=== Directions ===
Select every line below containing the word "primarily".

=== Task data ===
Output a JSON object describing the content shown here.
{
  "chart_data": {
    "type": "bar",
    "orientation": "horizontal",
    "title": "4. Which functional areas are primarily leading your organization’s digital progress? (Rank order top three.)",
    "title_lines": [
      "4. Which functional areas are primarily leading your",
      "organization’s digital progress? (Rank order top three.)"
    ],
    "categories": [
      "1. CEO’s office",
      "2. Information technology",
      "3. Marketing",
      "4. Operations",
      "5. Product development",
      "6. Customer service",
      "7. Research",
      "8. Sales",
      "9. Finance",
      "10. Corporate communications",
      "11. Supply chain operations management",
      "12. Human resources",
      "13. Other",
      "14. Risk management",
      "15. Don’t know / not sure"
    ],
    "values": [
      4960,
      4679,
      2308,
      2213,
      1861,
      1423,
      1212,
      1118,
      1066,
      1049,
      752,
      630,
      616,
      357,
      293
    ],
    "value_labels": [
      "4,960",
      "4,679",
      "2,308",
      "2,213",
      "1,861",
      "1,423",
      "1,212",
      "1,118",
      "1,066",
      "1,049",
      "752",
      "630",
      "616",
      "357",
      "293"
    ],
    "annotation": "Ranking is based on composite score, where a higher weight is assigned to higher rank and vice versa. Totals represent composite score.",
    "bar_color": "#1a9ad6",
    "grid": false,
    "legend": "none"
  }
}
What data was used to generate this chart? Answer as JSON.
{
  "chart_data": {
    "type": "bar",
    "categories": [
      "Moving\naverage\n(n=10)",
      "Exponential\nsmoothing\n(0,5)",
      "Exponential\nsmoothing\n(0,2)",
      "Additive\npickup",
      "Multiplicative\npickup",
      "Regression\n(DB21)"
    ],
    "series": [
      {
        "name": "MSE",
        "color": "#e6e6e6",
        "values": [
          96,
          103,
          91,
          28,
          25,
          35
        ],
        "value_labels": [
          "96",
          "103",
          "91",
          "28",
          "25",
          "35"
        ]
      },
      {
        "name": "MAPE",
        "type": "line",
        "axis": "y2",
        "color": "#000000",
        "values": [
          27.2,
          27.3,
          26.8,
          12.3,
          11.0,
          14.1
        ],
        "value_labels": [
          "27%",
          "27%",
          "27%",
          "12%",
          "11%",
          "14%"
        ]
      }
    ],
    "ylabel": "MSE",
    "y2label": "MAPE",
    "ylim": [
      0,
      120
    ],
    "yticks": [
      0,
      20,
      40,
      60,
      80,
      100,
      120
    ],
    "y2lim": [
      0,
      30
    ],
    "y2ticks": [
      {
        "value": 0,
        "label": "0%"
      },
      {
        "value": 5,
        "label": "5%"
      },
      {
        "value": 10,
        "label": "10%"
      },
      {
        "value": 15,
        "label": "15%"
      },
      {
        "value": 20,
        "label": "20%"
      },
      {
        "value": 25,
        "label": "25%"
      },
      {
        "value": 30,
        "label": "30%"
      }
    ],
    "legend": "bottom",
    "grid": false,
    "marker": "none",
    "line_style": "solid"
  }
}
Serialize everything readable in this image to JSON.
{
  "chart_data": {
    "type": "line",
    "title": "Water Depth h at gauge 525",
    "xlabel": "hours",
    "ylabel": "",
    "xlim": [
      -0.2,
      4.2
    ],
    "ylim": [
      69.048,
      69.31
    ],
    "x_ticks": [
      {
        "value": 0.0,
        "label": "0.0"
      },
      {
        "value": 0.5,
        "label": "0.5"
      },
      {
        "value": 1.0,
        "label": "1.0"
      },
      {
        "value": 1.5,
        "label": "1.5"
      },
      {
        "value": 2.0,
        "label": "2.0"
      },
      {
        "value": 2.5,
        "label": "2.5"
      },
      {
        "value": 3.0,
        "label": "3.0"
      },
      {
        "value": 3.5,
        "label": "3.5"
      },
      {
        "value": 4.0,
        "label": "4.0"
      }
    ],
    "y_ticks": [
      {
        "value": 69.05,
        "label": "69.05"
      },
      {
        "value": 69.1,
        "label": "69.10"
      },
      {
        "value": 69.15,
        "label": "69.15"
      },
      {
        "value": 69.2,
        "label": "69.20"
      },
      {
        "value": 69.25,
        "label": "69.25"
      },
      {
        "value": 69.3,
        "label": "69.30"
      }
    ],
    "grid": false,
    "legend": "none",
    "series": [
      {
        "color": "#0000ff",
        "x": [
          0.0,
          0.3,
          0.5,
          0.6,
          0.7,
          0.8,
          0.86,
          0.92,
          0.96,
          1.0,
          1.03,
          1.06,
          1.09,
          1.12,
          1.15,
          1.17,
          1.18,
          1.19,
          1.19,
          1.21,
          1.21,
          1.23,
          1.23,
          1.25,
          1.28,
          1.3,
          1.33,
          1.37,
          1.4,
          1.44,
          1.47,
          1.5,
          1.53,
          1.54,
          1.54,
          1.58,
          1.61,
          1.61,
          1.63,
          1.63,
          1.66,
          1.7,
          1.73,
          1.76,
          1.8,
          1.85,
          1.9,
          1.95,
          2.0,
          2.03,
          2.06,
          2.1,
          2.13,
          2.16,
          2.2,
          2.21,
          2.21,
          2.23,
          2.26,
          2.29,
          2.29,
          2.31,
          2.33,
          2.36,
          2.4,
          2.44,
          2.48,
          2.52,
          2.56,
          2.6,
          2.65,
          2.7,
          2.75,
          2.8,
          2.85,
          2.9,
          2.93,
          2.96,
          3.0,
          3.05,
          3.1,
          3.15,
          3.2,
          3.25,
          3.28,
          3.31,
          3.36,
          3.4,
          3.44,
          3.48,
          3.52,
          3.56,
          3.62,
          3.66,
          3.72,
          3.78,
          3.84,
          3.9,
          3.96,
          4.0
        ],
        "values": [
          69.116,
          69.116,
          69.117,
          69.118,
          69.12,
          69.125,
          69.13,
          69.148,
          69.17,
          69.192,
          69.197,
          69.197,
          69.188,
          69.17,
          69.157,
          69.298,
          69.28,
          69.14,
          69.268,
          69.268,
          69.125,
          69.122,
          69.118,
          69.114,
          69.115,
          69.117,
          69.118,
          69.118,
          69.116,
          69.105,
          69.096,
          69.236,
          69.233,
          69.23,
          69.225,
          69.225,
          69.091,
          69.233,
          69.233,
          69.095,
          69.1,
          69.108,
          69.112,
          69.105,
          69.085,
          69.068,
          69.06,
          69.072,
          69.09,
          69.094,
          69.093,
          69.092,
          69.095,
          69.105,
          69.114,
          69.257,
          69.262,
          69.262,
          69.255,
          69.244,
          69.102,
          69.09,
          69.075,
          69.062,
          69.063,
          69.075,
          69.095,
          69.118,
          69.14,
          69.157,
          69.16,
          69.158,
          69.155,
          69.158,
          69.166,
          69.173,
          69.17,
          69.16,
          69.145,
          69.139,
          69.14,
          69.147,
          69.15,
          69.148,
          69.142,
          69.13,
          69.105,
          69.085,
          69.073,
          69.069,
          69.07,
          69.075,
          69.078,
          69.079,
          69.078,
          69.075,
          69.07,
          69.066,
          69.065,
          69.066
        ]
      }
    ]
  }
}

=== Written solution ===
    "title": "4. Which functional areas are primarily leading your organization’s digital progress? (Rank order top three.)",
      "4. Which functional areas are primarily leading your",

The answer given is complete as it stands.